___ Data for processing
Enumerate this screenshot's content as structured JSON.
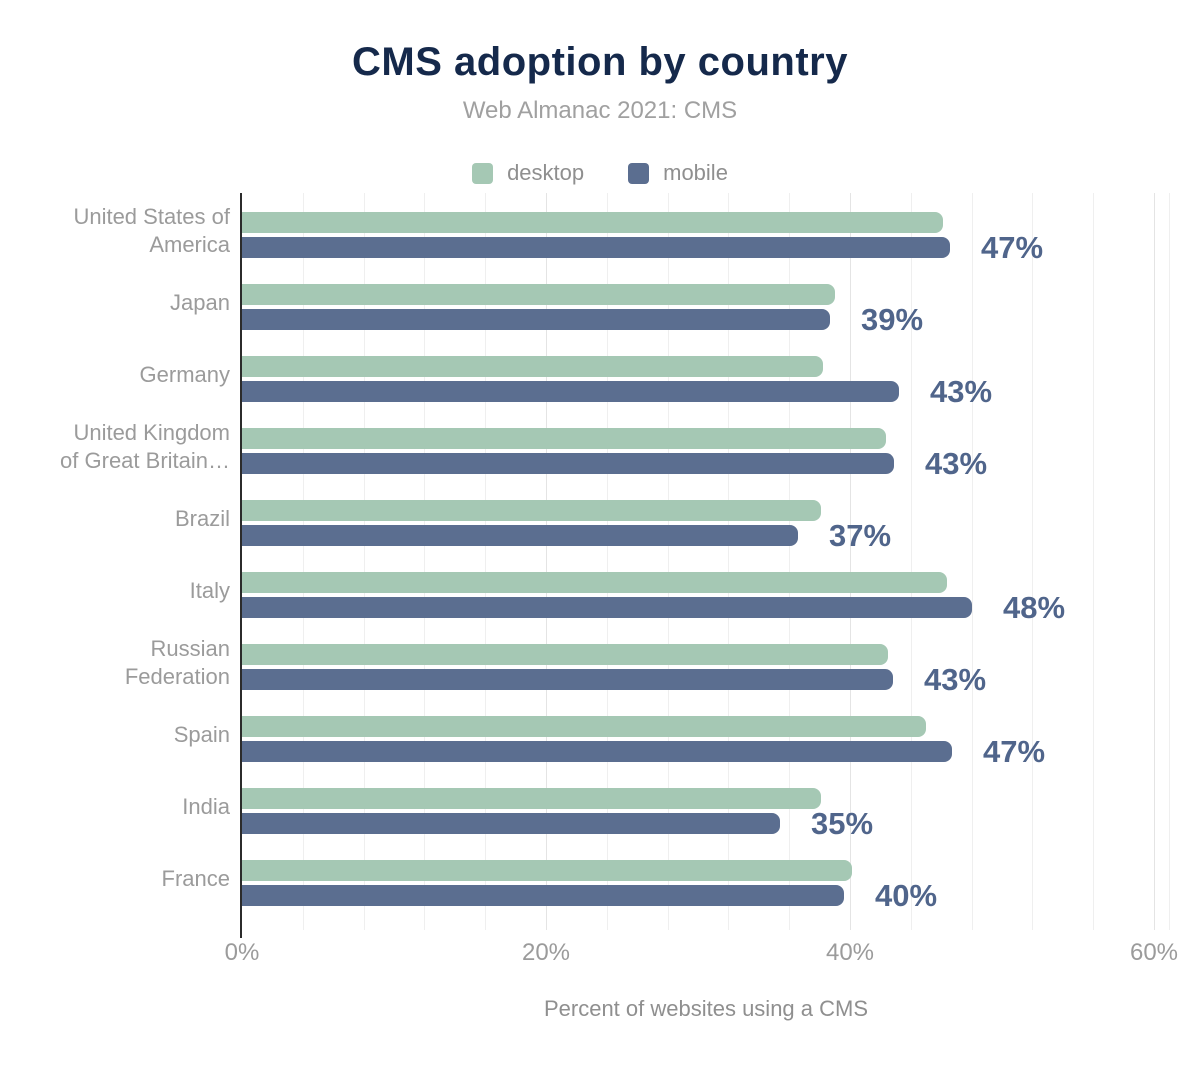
{
  "title": "CMS adoption by country",
  "subtitle": "Web Almanac 2021: CMS",
  "legend": {
    "items": [
      {
        "label": "desktop",
        "color": "#a5c8b4"
      },
      {
        "label": "mobile",
        "color": "#5b6e90"
      }
    ]
  },
  "x_axis": {
    "title": "Percent of websites using a CMS",
    "tick_labels": [
      "0%",
      "20%",
      "40%",
      "60%"
    ],
    "tick_values": [
      0,
      20,
      40,
      60
    ]
  },
  "colors": {
    "title_text": "#15294b",
    "subtitle_text": "#a0a0a0",
    "desktop_bar": "#a5c8b4",
    "mobile_bar": "#5b6e90",
    "value_label_text": "#50658b",
    "axis_line": "#2b2b2b",
    "gridline": "#efefef",
    "tick_text": "#9b9b9b"
  },
  "chart_data": {
    "type": "bar",
    "orientation": "horizontal",
    "title": "CMS adoption by country",
    "subtitle": "Web Almanac 2021: CMS",
    "xlabel": "Percent of websites using a CMS",
    "ylabel": "",
    "xlim": [
      0,
      60
    ],
    "grid": true,
    "grid_minor_step_pct": 4,
    "legend_position": "top",
    "categories": [
      "United States of\nAmerica",
      "Japan",
      "Germany",
      "United Kingdom\nof Great Britain…",
      "Brazil",
      "Italy",
      "Russian\nFederation",
      "Spain",
      "India",
      "France"
    ],
    "series": [
      {
        "name": "desktop",
        "color": "#a5c8b4",
        "values": [
          46.1,
          39.0,
          38.2,
          42.4,
          38.1,
          46.4,
          42.5,
          45.0,
          38.1,
          40.1
        ]
      },
      {
        "name": "mobile",
        "color": "#5b6e90",
        "values": [
          46.6,
          38.7,
          43.2,
          42.9,
          36.6,
          48.0,
          42.8,
          46.7,
          35.4,
          39.6
        ]
      }
    ],
    "data_labels": {
      "labels_series": "mobile",
      "values": [
        "47%",
        "39%",
        "43%",
        "43%",
        "37%",
        "48%",
        "43%",
        "47%",
        "35%",
        "40%"
      ]
    }
  }
}
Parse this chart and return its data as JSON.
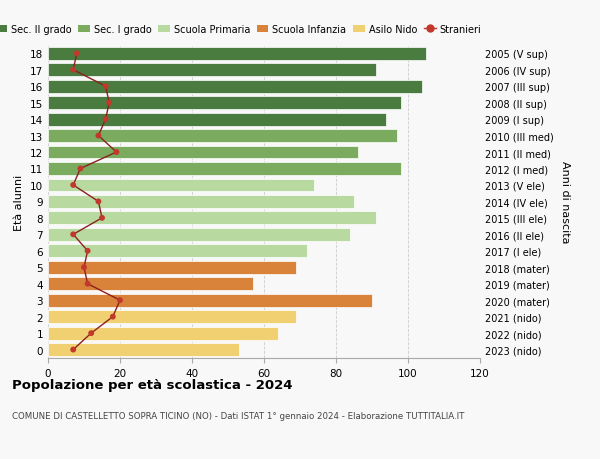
{
  "ages": [
    18,
    17,
    16,
    15,
    14,
    13,
    12,
    11,
    10,
    9,
    8,
    7,
    6,
    5,
    4,
    3,
    2,
    1,
    0
  ],
  "right_labels": [
    "2005 (V sup)",
    "2006 (IV sup)",
    "2007 (III sup)",
    "2008 (II sup)",
    "2009 (I sup)",
    "2010 (III med)",
    "2011 (II med)",
    "2012 (I med)",
    "2013 (V ele)",
    "2014 (IV ele)",
    "2015 (III ele)",
    "2016 (II ele)",
    "2017 (I ele)",
    "2018 (mater)",
    "2019 (mater)",
    "2020 (mater)",
    "2021 (nido)",
    "2022 (nido)",
    "2023 (nido)"
  ],
  "bar_values": [
    105,
    91,
    104,
    98,
    94,
    97,
    86,
    98,
    74,
    85,
    91,
    84,
    72,
    69,
    57,
    90,
    69,
    64,
    53
  ],
  "stranieri": [
    8,
    7,
    16,
    17,
    16,
    14,
    19,
    9,
    7,
    14,
    15,
    7,
    11,
    10,
    11,
    20,
    18,
    12,
    7
  ],
  "bar_colors": [
    "#4a7c3f",
    "#4a7c3f",
    "#4a7c3f",
    "#4a7c3f",
    "#4a7c3f",
    "#7aab5e",
    "#7aab5e",
    "#7aab5e",
    "#b8d9a0",
    "#b8d9a0",
    "#b8d9a0",
    "#b8d9a0",
    "#b8d9a0",
    "#d9823a",
    "#d9823a",
    "#d9823a",
    "#f0d070",
    "#f0d070",
    "#f0d070"
  ],
  "legend_labels": [
    "Sec. II grado",
    "Sec. I grado",
    "Scuola Primaria",
    "Scuola Infanzia",
    "Asilo Nido",
    "Stranieri"
  ],
  "legend_colors": [
    "#4a7c3f",
    "#7aab5e",
    "#b8d9a0",
    "#d9823a",
    "#f0d070",
    "#c0392b"
  ],
  "stranieri_color": "#c0392b",
  "stranieri_line_color": "#8b2020",
  "ylabel_left": "Età alunni",
  "ylabel_right": "Anni di nascita",
  "title": "Popolazione per età scolastica - 2024",
  "subtitle": "COMUNE DI CASTELLETTO SOPRA TICINO (NO) - Dati ISTAT 1° gennaio 2024 - Elaborazione TUTTITALIA.IT",
  "xlim": [
    0,
    120
  ],
  "xticks": [
    0,
    20,
    40,
    60,
    80,
    100,
    120
  ],
  "background_color": "#f8f8f8",
  "grid_color": "#cccccc"
}
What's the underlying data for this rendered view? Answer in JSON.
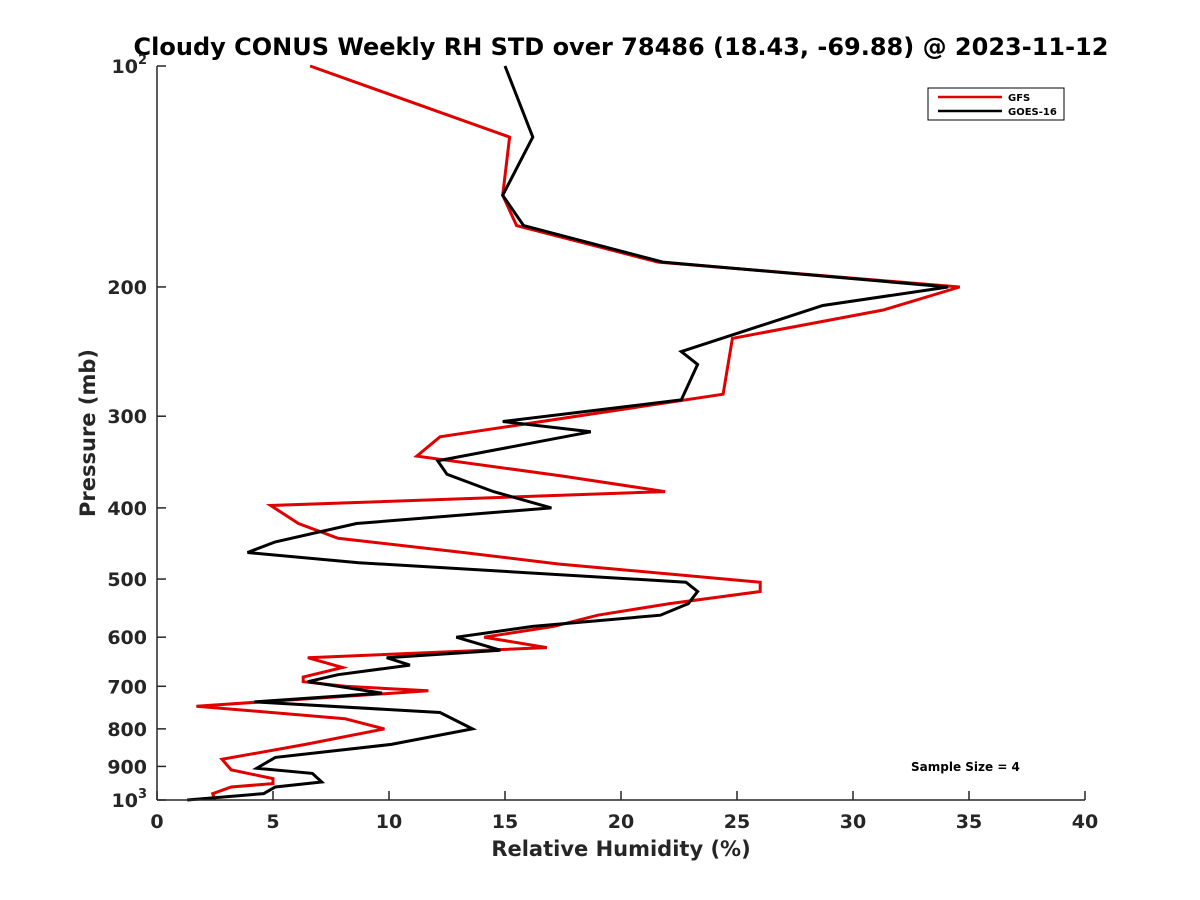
{
  "chart_data": {
    "type": "line",
    "title": "Cloudy CONUS Weekly RH STD over 78486 (18.43, -69.88) @ 2023-11-12",
    "xlabel": "Relative Humidity (%)",
    "ylabel": "Pressure (mb)",
    "xlim": [
      0,
      40
    ],
    "ylim": [
      100,
      1000
    ],
    "y_scale": "log",
    "y_reversed": true,
    "grid": false,
    "legend_position": "top-right",
    "annotation": "Sample Size = 4",
    "x_ticks": [
      {
        "value": 0,
        "label": "0"
      },
      {
        "value": 5,
        "label": "5"
      },
      {
        "value": 10,
        "label": "10"
      },
      {
        "value": 15,
        "label": "15"
      },
      {
        "value": 20,
        "label": "20"
      },
      {
        "value": 25,
        "label": "25"
      },
      {
        "value": 30,
        "label": "30"
      },
      {
        "value": 35,
        "label": "35"
      },
      {
        "value": 40,
        "label": "40"
      }
    ],
    "y_ticks": [
      {
        "value": 100,
        "label": "10",
        "sup": "2"
      },
      {
        "value": 200,
        "label": "200"
      },
      {
        "value": 300,
        "label": "300"
      },
      {
        "value": 400,
        "label": "400"
      },
      {
        "value": 500,
        "label": "500"
      },
      {
        "value": 600,
        "label": "600"
      },
      {
        "value": 700,
        "label": "700"
      },
      {
        "value": 800,
        "label": "800"
      },
      {
        "value": 900,
        "label": "900"
      },
      {
        "value": 1000,
        "label": "10",
        "sup": "3"
      }
    ],
    "series": [
      {
        "name": "GFS",
        "color": "#e00000",
        "points": [
          [
            6.6,
            100
          ],
          [
            15.2,
            125
          ],
          [
            14.9,
            150
          ],
          [
            15.5,
            165
          ],
          [
            21.6,
            185
          ],
          [
            34.6,
            200
          ],
          [
            31.3,
            215
          ],
          [
            24.8,
            235
          ],
          [
            24.4,
            280
          ],
          [
            12.2,
            320
          ],
          [
            11.2,
            340
          ],
          [
            17.5,
            362
          ],
          [
            21.9,
            380
          ],
          [
            4.9,
            397
          ],
          [
            6.1,
            420
          ],
          [
            7.8,
            440
          ],
          [
            13.2,
            460
          ],
          [
            17.3,
            477
          ],
          [
            26.0,
            505
          ],
          [
            26.0,
            520
          ],
          [
            22.1,
            540
          ],
          [
            19.0,
            560
          ],
          [
            17.1,
            580
          ],
          [
            14.1,
            600
          ],
          [
            16.8,
            620
          ],
          [
            6.5,
            640
          ],
          [
            8.0,
            660
          ],
          [
            6.3,
            680
          ],
          [
            6.3,
            690
          ],
          [
            8.1,
            700
          ],
          [
            11.7,
            710
          ],
          [
            1.7,
            745
          ],
          [
            8.1,
            775
          ],
          [
            9.8,
            800
          ],
          [
            6.4,
            840
          ],
          [
            2.8,
            880
          ],
          [
            3.2,
            910
          ],
          [
            5.0,
            935
          ],
          [
            5.0,
            950
          ],
          [
            3.2,
            960
          ],
          [
            2.4,
            980
          ],
          [
            2.5,
            1000
          ]
        ]
      },
      {
        "name": "GOES-16",
        "color": "#000000",
        "points": [
          [
            15.0,
            100
          ],
          [
            16.2,
            125
          ],
          [
            14.9,
            150
          ],
          [
            15.8,
            165
          ],
          [
            21.8,
            185
          ],
          [
            34.1,
            200
          ],
          [
            28.7,
            212
          ],
          [
            22.6,
            245
          ],
          [
            23.3,
            255
          ],
          [
            22.6,
            285
          ],
          [
            14.9,
            305
          ],
          [
            18.7,
            315
          ],
          [
            12.1,
            345
          ],
          [
            12.5,
            360
          ],
          [
            14.5,
            380
          ],
          [
            17.0,
            400
          ],
          [
            8.6,
            420
          ],
          [
            5.1,
            445
          ],
          [
            3.9,
            460
          ],
          [
            8.7,
            475
          ],
          [
            22.8,
            505
          ],
          [
            23.3,
            520
          ],
          [
            22.9,
            540
          ],
          [
            21.7,
            560
          ],
          [
            16.2,
            580
          ],
          [
            12.9,
            600
          ],
          [
            14.8,
            625
          ],
          [
            9.9,
            640
          ],
          [
            10.9,
            655
          ],
          [
            7.8,
            675
          ],
          [
            6.5,
            690
          ],
          [
            7.8,
            700
          ],
          [
            9.7,
            715
          ],
          [
            4.2,
            735
          ],
          [
            12.2,
            760
          ],
          [
            13.6,
            800
          ],
          [
            10.1,
            840
          ],
          [
            5.1,
            875
          ],
          [
            4.3,
            905
          ],
          [
            6.7,
            920
          ],
          [
            7.1,
            945
          ],
          [
            5.1,
            960
          ],
          [
            4.6,
            980
          ],
          [
            1.3,
            1000
          ]
        ]
      }
    ]
  }
}
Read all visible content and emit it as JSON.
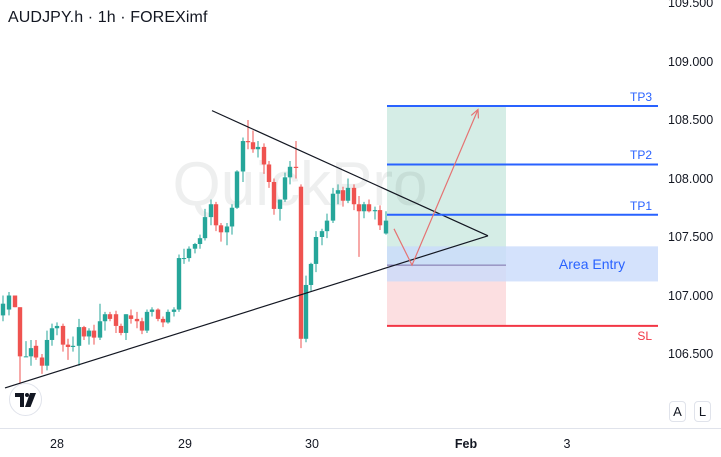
______
# What to produce:
Find every line in the records that contains the word "adoption"; copy those lines.

# Task result:
  "title": "CMS adoption by country",
    "title": "CMS adoption by country",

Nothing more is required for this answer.